-- Start RECORDS FOR PROCESSING --
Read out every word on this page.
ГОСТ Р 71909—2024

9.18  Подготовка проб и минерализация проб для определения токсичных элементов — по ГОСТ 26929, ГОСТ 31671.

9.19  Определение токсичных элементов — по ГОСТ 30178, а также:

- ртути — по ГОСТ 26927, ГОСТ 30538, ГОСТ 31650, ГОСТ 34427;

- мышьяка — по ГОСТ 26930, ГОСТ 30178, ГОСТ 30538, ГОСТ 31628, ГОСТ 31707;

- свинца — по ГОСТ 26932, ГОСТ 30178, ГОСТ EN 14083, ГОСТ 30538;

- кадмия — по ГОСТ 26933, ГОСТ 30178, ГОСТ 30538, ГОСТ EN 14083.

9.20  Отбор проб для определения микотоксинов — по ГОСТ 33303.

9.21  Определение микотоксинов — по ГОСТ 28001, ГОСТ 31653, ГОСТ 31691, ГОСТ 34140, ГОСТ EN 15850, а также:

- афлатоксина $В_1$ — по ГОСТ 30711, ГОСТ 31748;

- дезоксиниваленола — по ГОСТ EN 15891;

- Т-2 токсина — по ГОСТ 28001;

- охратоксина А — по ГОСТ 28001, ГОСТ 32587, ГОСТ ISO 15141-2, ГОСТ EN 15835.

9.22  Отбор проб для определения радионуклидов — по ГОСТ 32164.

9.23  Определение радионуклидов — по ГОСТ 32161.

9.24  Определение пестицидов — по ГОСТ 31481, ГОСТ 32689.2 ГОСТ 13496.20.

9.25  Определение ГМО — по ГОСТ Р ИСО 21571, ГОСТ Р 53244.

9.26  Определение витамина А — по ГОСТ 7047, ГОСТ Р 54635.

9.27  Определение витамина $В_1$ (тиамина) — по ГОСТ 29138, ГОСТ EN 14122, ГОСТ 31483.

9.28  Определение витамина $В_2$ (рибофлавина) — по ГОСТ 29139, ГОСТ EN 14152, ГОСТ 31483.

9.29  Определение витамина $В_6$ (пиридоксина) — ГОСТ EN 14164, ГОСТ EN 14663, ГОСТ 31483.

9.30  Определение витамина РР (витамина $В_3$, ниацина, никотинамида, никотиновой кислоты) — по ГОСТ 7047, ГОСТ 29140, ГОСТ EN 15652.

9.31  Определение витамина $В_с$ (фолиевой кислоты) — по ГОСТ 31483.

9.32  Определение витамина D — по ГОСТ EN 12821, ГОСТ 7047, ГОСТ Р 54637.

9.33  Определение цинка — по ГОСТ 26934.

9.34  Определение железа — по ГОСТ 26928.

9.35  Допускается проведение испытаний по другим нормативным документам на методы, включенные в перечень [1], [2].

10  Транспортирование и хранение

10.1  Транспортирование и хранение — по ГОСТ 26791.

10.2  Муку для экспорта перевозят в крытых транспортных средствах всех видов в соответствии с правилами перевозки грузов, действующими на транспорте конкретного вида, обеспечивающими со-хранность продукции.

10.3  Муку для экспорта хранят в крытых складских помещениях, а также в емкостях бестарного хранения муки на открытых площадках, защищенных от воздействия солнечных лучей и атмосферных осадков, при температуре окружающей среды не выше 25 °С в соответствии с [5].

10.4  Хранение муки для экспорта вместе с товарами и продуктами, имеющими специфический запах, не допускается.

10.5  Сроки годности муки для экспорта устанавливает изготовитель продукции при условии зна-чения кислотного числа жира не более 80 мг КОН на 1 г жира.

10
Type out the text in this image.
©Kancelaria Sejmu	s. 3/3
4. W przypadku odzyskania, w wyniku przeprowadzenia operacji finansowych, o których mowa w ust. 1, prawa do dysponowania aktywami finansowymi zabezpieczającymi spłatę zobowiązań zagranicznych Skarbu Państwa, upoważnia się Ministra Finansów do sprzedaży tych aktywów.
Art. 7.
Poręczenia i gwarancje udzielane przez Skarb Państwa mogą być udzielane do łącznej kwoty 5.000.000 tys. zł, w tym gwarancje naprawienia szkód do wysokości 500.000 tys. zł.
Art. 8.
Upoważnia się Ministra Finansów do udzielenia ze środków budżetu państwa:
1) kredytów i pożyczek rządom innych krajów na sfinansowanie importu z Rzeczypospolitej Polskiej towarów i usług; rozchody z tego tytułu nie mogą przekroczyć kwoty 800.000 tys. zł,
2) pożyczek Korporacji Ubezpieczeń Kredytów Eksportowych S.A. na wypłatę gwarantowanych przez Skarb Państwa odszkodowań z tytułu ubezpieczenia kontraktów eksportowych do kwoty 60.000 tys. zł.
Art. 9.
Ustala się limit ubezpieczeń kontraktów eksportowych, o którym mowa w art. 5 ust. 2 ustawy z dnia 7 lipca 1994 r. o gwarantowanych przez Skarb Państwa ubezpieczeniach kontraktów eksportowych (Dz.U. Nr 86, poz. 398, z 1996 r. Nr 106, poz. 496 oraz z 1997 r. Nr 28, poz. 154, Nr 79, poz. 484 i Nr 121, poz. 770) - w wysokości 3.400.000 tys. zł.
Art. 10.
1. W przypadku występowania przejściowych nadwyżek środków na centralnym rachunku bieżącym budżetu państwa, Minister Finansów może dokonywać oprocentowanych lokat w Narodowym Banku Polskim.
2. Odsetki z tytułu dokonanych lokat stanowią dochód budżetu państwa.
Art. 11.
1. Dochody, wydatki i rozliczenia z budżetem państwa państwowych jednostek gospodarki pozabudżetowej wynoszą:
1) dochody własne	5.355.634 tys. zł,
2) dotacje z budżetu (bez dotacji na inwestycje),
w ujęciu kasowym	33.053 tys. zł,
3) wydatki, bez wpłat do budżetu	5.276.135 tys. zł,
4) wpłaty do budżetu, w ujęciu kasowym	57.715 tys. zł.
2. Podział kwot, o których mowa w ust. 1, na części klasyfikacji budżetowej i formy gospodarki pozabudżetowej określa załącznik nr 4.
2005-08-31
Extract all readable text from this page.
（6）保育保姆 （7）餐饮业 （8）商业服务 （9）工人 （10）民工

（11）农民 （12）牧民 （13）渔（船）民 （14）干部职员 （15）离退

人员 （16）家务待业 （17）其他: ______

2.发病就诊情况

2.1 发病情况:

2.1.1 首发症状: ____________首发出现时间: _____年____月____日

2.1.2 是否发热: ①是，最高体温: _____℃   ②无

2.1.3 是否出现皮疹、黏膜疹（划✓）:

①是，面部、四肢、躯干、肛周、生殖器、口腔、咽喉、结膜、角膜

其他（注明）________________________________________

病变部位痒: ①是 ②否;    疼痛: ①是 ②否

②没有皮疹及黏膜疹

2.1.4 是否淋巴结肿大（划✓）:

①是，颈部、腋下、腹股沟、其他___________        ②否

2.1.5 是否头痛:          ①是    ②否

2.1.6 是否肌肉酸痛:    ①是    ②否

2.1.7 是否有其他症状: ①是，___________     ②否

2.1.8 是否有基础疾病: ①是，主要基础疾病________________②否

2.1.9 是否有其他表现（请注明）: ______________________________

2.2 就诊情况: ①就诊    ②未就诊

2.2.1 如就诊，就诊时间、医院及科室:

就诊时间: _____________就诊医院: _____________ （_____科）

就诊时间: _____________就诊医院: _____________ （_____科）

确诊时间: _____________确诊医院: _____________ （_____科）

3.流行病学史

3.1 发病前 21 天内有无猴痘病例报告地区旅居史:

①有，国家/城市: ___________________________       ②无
-- End RECORDS FOR PROCESSING --
All of the entries should be written out again exactly.

TASK ANSWER:
Read out every word on this page.
ГОСТ Р 71909—2024

9.18  Подготовка проб и минерализация проб для определения токсичных элементов — по ГОСТ 26929, ГОСТ 31671.

9.19  Определение токсичных элементов — по ГОСТ 30178, а также:

- ртути — по ГОСТ 26927, ГОСТ 30538, ГОСТ 31650, ГОСТ 34427;

- мышьяка — по ГОСТ 26930, ГОСТ 30178, ГОСТ 30538, ГОСТ 31628, ГОСТ 31707;

- свинца — по ГОСТ 26932, ГОСТ 30178, ГОСТ EN 14083, ГОСТ 30538;

- кадмия — по ГОСТ 26933, ГОСТ 30178, ГОСТ 30538, ГОСТ EN 14083.

9.20  Отбор проб для определения микотоксинов — по ГОСТ 33303.

9.21  Определение микотоксинов — по ГОСТ 28001, ГОСТ 31653, ГОСТ 31691, ГОСТ 34140, ГОСТ EN 15850, а также:

- афлатоксина $В_1$ — по ГОСТ 30711, ГОСТ 31748;

- дезоксиниваленола — по ГОСТ EN 15891;

- Т-2 токсина — по ГОСТ 28001;

- охратоксина А — по ГОСТ 28001, ГОСТ 32587, ГОСТ ISO 15141-2, ГОСТ EN 15835.

9.22  Отбор проб для определения радионуклидов — по ГОСТ 32164.

9.23  Определение радионуклидов — по ГОСТ 32161.

9.24  Определение пестицидов — по ГОСТ 31481, ГОСТ 32689.2 ГОСТ 13496.20.

9.25  Определение ГМО — по ГОСТ Р ИСО 21571, ГОСТ Р 53244.

9.26  Определение витамина А — по ГОСТ 7047, ГОСТ Р 54635.

9.27  Определение витамина $В_1$ (тиамина) — по ГОСТ 29138, ГОСТ EN 14122, ГОСТ 31483.

9.28  Определение витамина $В_2$ (рибофлавина) — по ГОСТ 29139, ГОСТ EN 14152, ГОСТ 31483.

9.29  Определение витамина $В_6$ (пиридоксина) — ГОСТ EN 14164, ГОСТ EN 14663, ГОСТ 31483.

9.30  Определение витамина РР (витамина $В_3$, ниацина, никотинамида, никотиновой кислоты) — по ГОСТ 7047, ГОСТ 29140, ГОСТ EN 15652.

9.31  Определение витамина $В_с$ (фолиевой кислоты) — по ГОСТ 31483.

9.32  Определение витамина D — по ГОСТ EN 12821, ГОСТ 7047, ГОСТ Р 54637.

9.33  Определение цинка — по ГОСТ 26934.

9.34  Определение железа — по ГОСТ 26928.

9.35  Допускается проведение испытаний по другим нормативным документам на методы, включенные в перечень [1], [2].

10  Транспортирование и хранение

10.1  Транспортирование и хранение — по ГОСТ 26791.

10.2  Муку для экспорта перевозят в крытых транспортных средствах всех видов в соответствии с правилами перевозки грузов, действующими на транспорте конкретного вида, обеспечивающими со-хранность продукции.

10.3  Муку для экспорта хранят в крытых складских помещениях, а также в емкостях бестарного хранения муки на открытых площадках, защищенных от воздействия солнечных лучей и атмосферных осадков, при температуре окружающей среды не выше 25 °С в соответствии с [5].

10.4  Хранение муки для экспорта вместе с товарами и продуктами, имеющими специфический запах, не допускается.

10.5  Сроки годности муки для экспорта устанавливает изготовитель продукции при условии зна-чения кислотного числа жира не более 80 мг КОН на 1 г жира.

10
Type out the text in this image.
©Kancelaria Sejmu	s. 3/3
4. W przypadku odzyskania, w wyniku przeprowadzenia operacji finansowych, o których mowa w ust. 1, prawa do dysponowania aktywami finansowymi zabezpieczającymi spłatę zobowiązań zagranicznych Skarbu Państwa, upoważnia się Ministra Finansów do sprzedaży tych aktywów.
Art. 7.
Poręczenia i gwarancje udzielane przez Skarb Państwa mogą być udzielane do łącznej kwoty 5.000.000 tys. zł, w tym gwarancje naprawienia szkód do wysokości 500.000 tys. zł.
Art. 8.
Upoważnia się Ministra Finansów do udzielenia ze środków budżetu państwa:
1) kredytów i pożyczek rządom innych krajów na sfinansowanie importu z Rzeczypospolitej Polskiej towarów i usług; rozchody z tego tytułu nie mogą przekroczyć kwoty 800.000 tys. zł,
2) pożyczek Korporacji Ubezpieczeń Kredytów Eksportowych S.A. na wypłatę gwarantowanych przez Skarb Państwa odszkodowań z tytułu ubezpieczenia kontraktów eksportowych do kwoty 60.000 tys. zł.
Art. 9.
Ustala się limit ubezpieczeń kontraktów eksportowych, o którym mowa w art. 5 ust. 2 ustawy z dnia 7 lipca 1994 r. o gwarantowanych przez Skarb Państwa ubezpieczeniach kontraktów eksportowych (Dz.U. Nr 86, poz. 398, z 1996 r. Nr 106, poz. 496 oraz z 1997 r. Nr 28, poz. 154, Nr 79, poz. 484 i Nr 121, poz. 770) - w wysokości 3.400.000 tys. zł.
Art. 10.
1. W przypadku występowania przejściowych nadwyżek środków na centralnym rachunku bieżącym budżetu państwa, Minister Finansów może dokonywać oprocentowanych lokat w Narodowym Banku Polskim.
2. Odsetki z tytułu dokonanych lokat stanowią dochód budżetu państwa.
Art. 11.
1. Dochody, wydatki i rozliczenia z budżetem państwa państwowych jednostek gospodarki pozabudżetowej wynoszą:
1) dochody własne	5.355.634 tys. zł,
2) dotacje z budżetu (bez dotacji na inwestycje),
w ujęciu kasowym	33.053 tys. zł,
3) wydatki, bez wpłat do budżetu	5.276.135 tys. zł,
4) wpłaty do budżetu, w ujęciu kasowym	57.715 tys. zł.
2. Podział kwot, o których mowa w ust. 1, na części klasyfikacji budżetowej i formy gospodarki pozabudżetowej określa załącznik nr 4.
2005-08-31
Extract all readable text from this page.
（6）保育保姆 （7）餐饮业 （8）商业服务 （9）工人 （10）民工

（11）农民 （12）牧民 （13）渔（船）民 （14）干部职员 （15）离退

人员 （16）家务待业 （17）其他: ______

2.发病就诊情况

2.1 发病情况:

2.1.1 首发症状: ____________首发出现时间: _____年____月____日

2.1.2 是否发热: ①是，最高体温: _____℃   ②无

2.1.3 是否出现皮疹、黏膜疹（划✓）:

①是，面部、四肢、躯干、肛周、生殖器、口腔、咽喉、结膜、角膜

其他（注明）________________________________________

病变部位痒: ①是 ②否;    疼痛: ①是 ②否

②没有皮疹及黏膜疹

2.1.4 是否淋巴结肿大（划✓）:

①是，颈部、腋下、腹股沟、其他___________        ②否

2.1.5 是否头痛:          ①是    ②否

2.1.6 是否肌肉酸痛:    ①是    ②否

2.1.7 是否有其他症状: ①是，___________     ②否

2.1.8 是否有基础疾病: ①是，主要基础疾病________________②否

2.1.9 是否有其他表现（请注明）: ______________________________

2.2 就诊情况: ①就诊    ②未就诊

2.2.1 如就诊，就诊时间、医院及科室:

就诊时间: _____________就诊医院: _____________ （_____科）

就诊时间: _____________就诊医院: _____________ （_____科）

确诊时间: _____________确诊医院: _____________ （_____科）

3.流行病学史

3.1 发病前 21 天内有无猴痘病例报告地区旅居史:

①有，国家/城市: ___________________________       ②无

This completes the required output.